> **What you will do**: Return the number of lines in which the word "назначения" appears; add nothing else.

[Saved entries]
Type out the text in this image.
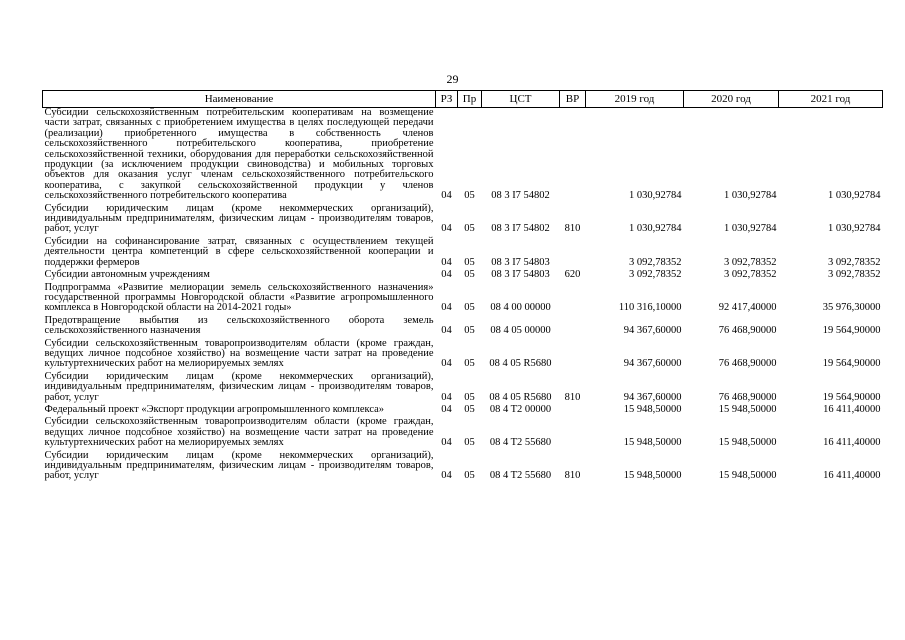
29
Наименование	РЗ	Пр	ЦСТ	ВР	2019 год	2020 год	2021 год
Субсидии сельскохозяйственным потребительским кооперативам на возмещение части затрат, связанных с приобретением имущества в целях последующей передачи (реализации) приобретенного имущества в собственность членов сельскохозяйственного потребительского кооператива, приобретение сельскохозяйственной техники, оборудования для переработки сельскохозяйственной продукции (за исключением продукции свиноводства) и мобильных торговых объектов для оказания услуг членам сельскохозяйственного потребительского кооператива, с закупкой сельскохозяйственной продукции у членов сельскохозяйственного потребительского кооператива	04	05	08 3 I7 54802		1 030,92784	1 030,92784	1 030,92784
Субсидии юридическим лицам (кроме некоммерческих организаций), индивидуальным предпринимателям, физическим лицам - производителям товаров, работ, услуг	04	05	08 3 I7 54802	810	1 030,92784	1 030,92784	1 030,92784
Субсидии на софинансирование затрат, связанных с осуществлением текущей деятельности центра компетенций в сфере сельскохозяйственной кооперации и поддержки фермеров	04	05	08 3 I7 54803		3 092,78352	3 092,78352	3 092,78352
Субсидии автономным учреждениям	04	05	08 3 I7 54803	620	3 092,78352	3 092,78352	3 092,78352
Подпрограмма «Развитие мелиорации земель сельскохозяйственного назначения» государственной программы Новгородской области «Развитие агропромышленного комплекса в Новгородской области на 2014-2021 годы»	04	05	08 4 00 00000		110 316,10000	92 417,40000	35 976,30000
Предотвращение выбытия из сельскохозяйственного оборота земель сельскохозяйственного назначения	04	05	08 4 05 00000		94 367,60000	76 468,90000	19 564,90000
Субсидии сельскохозяйственным товаропроизводителям области (кроме граждан, ведущих личное подсобное хозяйство) на возмещение части затрат на проведение культуртехнических работ на мелиорируемых землях	04	05	08 4 05 R5680		94 367,60000	76 468,90000	19 564,90000
Субсидии юридическим лицам (кроме некоммерческих организаций), индивидуальным предпринимателям, физическим лицам - производителям товаров, работ, услуг	04	05	08 4 05 R5680	810	94 367,60000	76 468,90000	19 564,90000
Федеральный проект «Экспорт продукции агропромышленного комплекса»	04	05	08 4 T2 00000		15 948,50000	15 948,50000	16 411,40000
Субсидии сельскохозяйственным товаропроизводителям области (кроме граждан, ведущих личное подсобное хозяйство) на возмещение части затрат на проведение культуртехнических работ на мелиорируемых землях	04	05	08 4 T2 55680		15 948,50000	15 948,50000	16 411,40000
Субсидии юридическим лицам (кроме некоммерческих организаций), индивидуальным предпринимателям, физическим лицам - производителям товаров, работ, услуг	04	05	08 4 T2 55680	810	15 948,50000	15 948,50000	16 411,40000
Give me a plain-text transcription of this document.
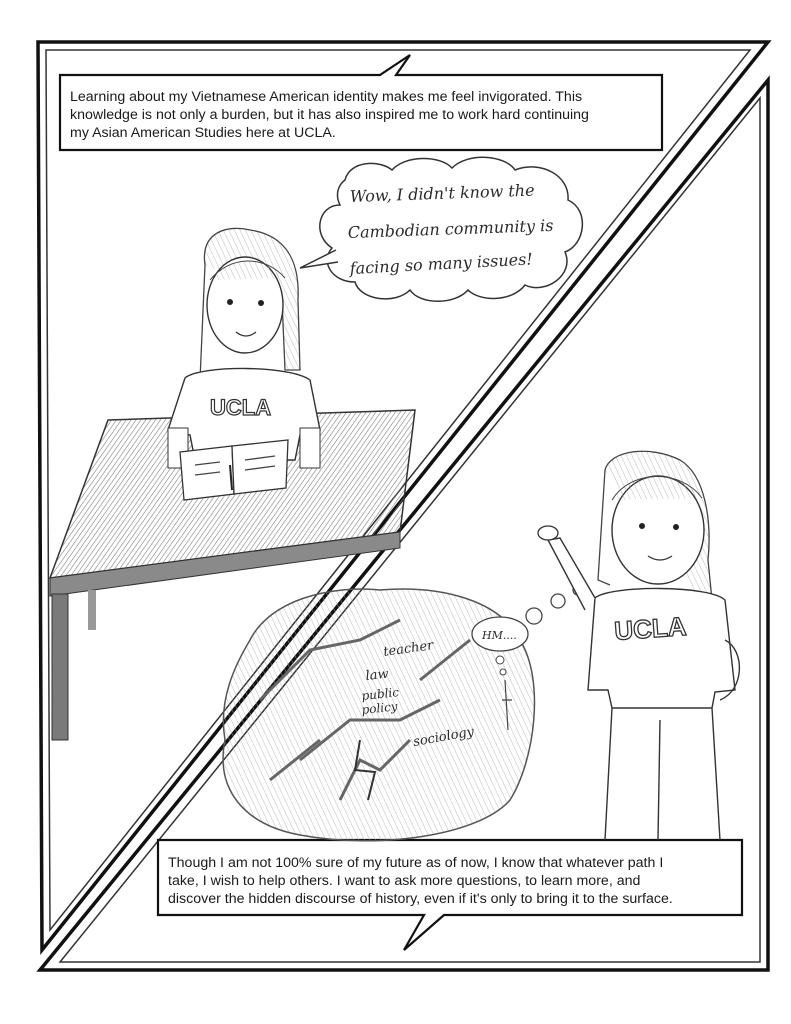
UCLA
Wow, I didn't know the
Cambodian community is
facing so many issues!
HM....
teacher
law
public
policy
sociology
UCLA
Learning about my Vietnamese American identity makes me feel invigorated. This
knowledge is not only a burden, but it has also inspired me to work hard continuing
my Asian American Studies here at UCLA.
Though I am not 100% sure of my future as of now, I know that whatever path I
take, I wish to help others. I want to ask more questions, to learn more, and
discover the hidden discourse of history, even if it's only to bring it to the surface.
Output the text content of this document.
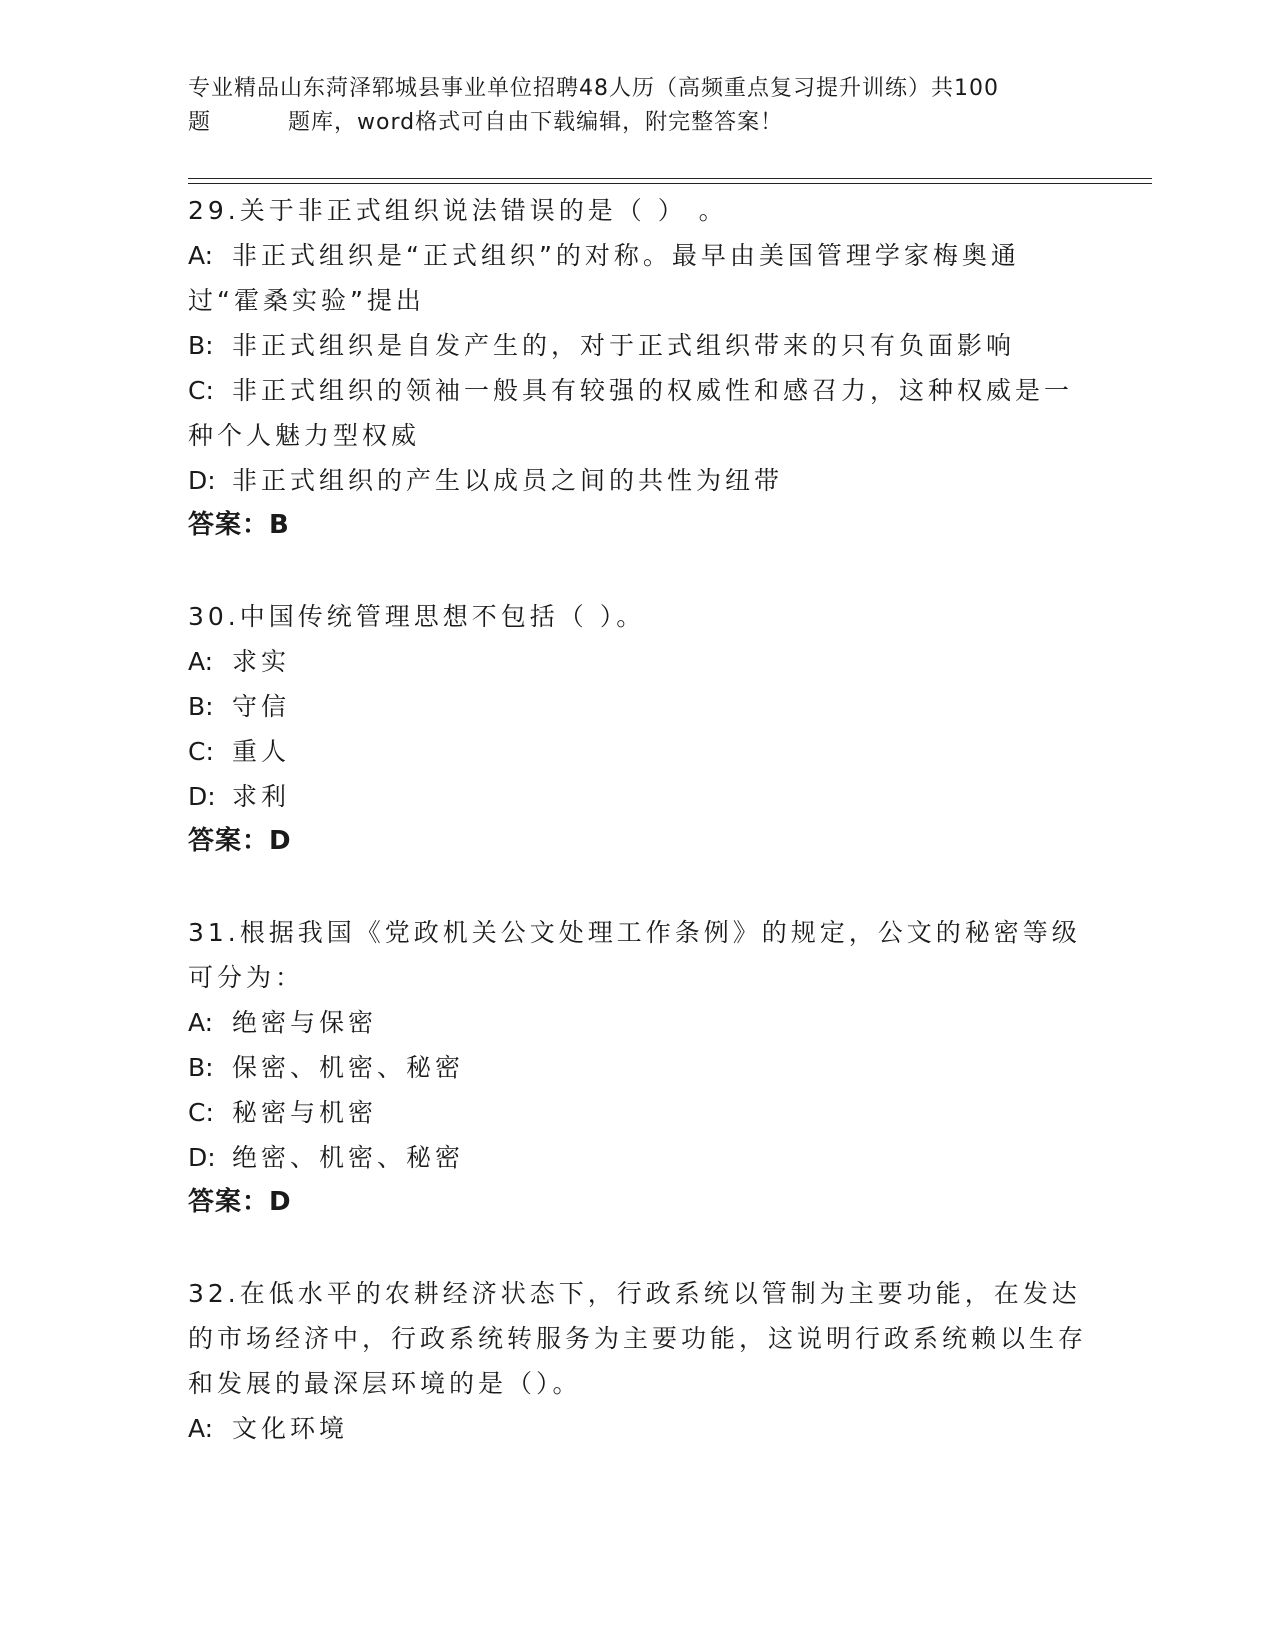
专业精品山东菏泽郓城县事业单位招聘48人历（高频重点复习提升训练）共100
题	题库，word格式可自由下载编辑，附完整答案！

29.关于非正式组织说法错误的是（ ） 。

A: 非正式组织是“正式组织”的对称。最早由美国管理学家梅奥通过“霍桑实验”提出

B: 非正式组织是自发产生的，对于正式组织带来的只有负面影响

C: 非正式组织的领袖一般具有较强的权威性和感召力，这种权威是一种个人魅力型权威

D: 非正式组织的产生以成员之间的共性为纽带

答案：B

30.中国传统管理思想不包括（ ）。

A: 求实

B: 守信

C: 重人

D: 求利

答案：D

31.根据我国《党政机关公文处理工作条例》的规定，公文的秘密等级可分为：

A: 绝密与保密

B: 保密、机密、秘密

C: 秘密与机密

D: 绝密、机密、秘密

答案：D

32.在低水平的农耕经济状态下，行政系统以管制为主要功能，在发达的市场经济中，行政系统转服务为主要功能，这说明行政系统赖以生存和发展的最深层环境的是（）。

A: 文化环境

> **Result for this task**: 2